---------- Records for processing ----------
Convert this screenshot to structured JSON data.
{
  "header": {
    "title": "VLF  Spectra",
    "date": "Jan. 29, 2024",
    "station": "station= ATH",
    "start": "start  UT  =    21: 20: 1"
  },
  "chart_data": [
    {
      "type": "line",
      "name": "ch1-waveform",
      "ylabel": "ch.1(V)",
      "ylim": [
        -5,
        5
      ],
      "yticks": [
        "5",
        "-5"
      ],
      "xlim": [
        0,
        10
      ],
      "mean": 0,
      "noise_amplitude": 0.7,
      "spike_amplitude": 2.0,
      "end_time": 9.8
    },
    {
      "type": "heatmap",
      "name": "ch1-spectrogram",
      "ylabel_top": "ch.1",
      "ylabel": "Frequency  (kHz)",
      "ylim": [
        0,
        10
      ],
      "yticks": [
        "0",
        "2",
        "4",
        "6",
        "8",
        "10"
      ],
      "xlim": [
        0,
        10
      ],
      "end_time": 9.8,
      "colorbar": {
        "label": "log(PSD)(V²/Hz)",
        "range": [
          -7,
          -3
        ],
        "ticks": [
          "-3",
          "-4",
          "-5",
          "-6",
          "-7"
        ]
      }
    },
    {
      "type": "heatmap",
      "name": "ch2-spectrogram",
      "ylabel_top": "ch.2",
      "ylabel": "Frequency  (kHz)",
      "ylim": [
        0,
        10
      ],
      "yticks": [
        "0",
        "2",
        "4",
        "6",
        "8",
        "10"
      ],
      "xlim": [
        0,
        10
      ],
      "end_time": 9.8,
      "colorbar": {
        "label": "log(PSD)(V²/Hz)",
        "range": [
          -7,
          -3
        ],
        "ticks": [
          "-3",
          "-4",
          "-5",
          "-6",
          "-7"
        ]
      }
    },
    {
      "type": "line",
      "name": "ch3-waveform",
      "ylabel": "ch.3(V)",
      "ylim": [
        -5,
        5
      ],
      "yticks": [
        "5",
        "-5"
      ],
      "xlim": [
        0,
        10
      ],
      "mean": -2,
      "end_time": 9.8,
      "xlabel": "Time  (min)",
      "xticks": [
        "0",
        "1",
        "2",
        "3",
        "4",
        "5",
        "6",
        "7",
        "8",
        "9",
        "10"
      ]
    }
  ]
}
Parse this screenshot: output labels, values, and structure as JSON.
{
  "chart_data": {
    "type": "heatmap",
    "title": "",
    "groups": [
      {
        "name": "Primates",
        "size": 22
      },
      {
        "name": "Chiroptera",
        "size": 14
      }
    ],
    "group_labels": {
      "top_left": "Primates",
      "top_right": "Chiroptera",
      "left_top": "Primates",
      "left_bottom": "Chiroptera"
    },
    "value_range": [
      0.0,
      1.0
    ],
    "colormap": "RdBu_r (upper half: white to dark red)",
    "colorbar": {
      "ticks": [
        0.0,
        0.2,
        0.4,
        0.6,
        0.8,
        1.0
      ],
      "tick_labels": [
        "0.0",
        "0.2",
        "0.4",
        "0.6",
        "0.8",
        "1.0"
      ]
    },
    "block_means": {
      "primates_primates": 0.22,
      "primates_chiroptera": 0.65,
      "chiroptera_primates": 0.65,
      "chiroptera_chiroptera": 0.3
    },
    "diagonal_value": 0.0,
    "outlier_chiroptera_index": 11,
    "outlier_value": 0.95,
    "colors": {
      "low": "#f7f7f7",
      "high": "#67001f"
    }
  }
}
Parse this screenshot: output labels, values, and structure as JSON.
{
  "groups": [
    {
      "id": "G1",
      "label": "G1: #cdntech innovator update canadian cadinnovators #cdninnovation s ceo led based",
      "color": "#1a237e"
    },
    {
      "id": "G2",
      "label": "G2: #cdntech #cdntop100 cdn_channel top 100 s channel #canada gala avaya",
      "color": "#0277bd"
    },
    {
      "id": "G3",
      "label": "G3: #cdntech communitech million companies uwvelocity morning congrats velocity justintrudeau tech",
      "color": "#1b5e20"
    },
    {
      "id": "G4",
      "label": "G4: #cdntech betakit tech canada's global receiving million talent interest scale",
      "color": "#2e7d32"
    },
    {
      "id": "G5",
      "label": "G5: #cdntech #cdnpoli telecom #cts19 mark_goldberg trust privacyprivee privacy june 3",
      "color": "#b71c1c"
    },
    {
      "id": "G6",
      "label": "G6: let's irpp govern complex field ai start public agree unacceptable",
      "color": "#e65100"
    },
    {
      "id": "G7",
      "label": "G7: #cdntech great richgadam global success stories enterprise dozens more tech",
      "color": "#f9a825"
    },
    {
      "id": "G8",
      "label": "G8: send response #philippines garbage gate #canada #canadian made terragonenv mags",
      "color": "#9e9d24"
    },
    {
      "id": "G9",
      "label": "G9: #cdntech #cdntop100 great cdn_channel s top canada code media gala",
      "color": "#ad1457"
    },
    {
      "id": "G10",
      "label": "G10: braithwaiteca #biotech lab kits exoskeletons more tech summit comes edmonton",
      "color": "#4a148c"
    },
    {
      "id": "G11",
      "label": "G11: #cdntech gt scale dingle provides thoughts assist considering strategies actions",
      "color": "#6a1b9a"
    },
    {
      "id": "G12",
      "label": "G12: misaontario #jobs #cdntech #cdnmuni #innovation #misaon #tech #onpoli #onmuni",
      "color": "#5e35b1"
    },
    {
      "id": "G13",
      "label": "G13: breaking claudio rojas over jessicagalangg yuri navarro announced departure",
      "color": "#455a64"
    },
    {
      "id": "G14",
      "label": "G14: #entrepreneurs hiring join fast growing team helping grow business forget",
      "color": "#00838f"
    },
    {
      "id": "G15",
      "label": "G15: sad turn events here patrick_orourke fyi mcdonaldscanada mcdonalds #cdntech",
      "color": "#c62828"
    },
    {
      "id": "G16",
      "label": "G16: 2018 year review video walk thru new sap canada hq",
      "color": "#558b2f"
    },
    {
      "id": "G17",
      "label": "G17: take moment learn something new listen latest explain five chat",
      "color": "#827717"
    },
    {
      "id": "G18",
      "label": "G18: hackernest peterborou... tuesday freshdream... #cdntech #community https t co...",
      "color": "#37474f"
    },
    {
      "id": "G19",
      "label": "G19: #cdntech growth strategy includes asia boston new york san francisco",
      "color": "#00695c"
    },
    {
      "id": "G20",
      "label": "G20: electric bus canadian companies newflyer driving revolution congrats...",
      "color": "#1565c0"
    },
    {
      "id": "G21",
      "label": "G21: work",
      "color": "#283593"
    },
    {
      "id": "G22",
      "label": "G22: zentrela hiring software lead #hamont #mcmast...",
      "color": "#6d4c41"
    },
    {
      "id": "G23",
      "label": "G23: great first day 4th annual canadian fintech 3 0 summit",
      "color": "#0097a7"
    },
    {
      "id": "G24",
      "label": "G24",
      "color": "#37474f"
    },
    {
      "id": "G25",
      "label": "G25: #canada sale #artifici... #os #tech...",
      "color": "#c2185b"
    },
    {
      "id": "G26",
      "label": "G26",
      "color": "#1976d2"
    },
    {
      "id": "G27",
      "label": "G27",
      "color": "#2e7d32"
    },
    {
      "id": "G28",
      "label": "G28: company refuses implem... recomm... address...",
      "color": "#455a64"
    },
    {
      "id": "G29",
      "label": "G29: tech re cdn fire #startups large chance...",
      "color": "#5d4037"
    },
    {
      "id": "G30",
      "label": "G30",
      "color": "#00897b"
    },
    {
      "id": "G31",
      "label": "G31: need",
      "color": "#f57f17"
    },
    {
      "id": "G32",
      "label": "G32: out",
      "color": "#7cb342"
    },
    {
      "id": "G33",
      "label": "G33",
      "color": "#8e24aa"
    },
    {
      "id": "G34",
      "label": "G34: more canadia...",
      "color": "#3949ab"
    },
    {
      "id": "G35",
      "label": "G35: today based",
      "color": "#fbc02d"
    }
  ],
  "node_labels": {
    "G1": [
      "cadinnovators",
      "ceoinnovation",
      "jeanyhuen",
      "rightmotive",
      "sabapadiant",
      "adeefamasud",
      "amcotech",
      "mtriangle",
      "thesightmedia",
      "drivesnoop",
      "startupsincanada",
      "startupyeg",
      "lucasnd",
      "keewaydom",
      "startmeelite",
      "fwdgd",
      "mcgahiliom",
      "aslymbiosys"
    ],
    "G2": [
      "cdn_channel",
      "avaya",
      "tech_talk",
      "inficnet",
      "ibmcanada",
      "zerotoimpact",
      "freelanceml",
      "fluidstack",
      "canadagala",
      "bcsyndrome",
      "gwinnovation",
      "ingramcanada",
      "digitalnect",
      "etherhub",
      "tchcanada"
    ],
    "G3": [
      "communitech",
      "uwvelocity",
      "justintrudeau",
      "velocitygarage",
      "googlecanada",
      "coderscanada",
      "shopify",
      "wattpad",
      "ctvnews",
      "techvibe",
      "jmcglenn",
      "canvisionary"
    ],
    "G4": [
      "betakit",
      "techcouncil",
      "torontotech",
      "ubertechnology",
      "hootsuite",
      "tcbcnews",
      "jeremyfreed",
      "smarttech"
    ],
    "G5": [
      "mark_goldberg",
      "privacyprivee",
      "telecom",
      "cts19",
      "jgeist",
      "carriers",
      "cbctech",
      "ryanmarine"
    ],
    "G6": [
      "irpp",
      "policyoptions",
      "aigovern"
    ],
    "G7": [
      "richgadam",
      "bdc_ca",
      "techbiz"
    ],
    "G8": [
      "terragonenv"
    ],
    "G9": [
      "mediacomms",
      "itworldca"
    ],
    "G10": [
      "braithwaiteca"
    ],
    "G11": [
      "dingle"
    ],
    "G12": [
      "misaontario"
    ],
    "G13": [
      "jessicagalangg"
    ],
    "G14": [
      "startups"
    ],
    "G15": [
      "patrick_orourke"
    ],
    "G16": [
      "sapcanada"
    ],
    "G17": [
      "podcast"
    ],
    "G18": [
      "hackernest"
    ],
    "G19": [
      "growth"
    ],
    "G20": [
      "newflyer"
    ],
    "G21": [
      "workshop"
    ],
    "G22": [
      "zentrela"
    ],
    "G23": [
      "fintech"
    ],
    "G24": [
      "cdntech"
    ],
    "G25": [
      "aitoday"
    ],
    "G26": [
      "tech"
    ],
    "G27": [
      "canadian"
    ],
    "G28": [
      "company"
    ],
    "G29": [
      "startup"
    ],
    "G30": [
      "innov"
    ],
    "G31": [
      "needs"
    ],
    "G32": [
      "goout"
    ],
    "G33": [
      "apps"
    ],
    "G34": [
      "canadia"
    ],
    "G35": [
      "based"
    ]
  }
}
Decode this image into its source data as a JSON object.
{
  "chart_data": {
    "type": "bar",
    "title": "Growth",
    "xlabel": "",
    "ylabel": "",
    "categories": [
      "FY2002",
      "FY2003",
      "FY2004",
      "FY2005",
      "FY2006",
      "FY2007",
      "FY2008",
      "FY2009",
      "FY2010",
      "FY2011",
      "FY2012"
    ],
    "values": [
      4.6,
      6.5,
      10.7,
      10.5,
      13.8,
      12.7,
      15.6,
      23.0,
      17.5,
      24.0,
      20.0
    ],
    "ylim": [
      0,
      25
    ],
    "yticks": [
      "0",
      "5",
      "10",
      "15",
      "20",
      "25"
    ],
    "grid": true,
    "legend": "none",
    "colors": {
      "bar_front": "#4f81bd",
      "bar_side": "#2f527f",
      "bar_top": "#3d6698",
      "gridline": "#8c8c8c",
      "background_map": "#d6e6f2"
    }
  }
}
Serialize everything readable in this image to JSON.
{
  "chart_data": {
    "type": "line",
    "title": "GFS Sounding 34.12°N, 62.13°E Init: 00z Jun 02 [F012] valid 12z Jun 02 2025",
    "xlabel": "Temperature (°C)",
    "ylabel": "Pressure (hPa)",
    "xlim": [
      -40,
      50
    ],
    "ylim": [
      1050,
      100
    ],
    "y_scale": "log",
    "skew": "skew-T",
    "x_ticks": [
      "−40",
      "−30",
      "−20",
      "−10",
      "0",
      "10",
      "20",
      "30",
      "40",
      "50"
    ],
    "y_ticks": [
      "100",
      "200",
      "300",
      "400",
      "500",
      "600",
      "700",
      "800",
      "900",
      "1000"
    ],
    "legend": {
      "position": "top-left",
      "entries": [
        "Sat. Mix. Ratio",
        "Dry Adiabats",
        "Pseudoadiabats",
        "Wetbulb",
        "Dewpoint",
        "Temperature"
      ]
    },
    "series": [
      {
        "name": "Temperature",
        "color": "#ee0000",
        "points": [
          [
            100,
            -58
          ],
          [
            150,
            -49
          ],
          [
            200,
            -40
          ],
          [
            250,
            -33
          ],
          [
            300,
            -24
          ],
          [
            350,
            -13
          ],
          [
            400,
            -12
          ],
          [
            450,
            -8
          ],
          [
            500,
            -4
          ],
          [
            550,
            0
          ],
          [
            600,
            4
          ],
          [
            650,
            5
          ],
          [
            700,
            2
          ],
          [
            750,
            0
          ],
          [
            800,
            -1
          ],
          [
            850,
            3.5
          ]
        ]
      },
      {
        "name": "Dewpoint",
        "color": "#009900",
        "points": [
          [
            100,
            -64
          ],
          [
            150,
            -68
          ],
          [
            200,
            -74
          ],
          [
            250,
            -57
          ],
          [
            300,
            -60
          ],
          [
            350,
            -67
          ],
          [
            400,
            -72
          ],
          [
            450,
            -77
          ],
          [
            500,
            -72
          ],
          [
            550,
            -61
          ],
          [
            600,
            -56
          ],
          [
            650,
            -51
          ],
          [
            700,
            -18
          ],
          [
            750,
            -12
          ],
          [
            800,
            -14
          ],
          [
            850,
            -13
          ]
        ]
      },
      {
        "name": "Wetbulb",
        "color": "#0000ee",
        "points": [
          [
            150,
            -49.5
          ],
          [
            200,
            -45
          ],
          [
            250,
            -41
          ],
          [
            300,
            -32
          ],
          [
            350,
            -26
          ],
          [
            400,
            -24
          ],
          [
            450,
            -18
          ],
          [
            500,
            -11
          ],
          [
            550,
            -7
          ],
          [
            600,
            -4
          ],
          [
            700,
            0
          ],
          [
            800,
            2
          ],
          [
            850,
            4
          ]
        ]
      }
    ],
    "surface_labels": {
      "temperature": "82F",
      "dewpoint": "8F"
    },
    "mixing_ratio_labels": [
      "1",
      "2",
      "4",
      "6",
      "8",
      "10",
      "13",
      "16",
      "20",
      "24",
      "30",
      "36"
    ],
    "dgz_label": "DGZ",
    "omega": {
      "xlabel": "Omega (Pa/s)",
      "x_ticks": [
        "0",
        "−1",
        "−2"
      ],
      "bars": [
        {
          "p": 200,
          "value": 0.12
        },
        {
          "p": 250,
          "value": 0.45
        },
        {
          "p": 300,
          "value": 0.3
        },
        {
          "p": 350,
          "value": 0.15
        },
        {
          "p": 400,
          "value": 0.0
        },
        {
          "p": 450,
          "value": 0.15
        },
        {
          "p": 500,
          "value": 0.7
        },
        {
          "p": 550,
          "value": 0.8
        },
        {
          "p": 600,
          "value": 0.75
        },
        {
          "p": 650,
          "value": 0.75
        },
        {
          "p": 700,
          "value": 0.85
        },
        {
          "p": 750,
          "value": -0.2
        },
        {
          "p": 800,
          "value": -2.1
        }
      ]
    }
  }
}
----------
• **Task description**: Reply with one number only: the count of lines in the entries that contain "braithwaiteca".

• **Solution to this task**: 2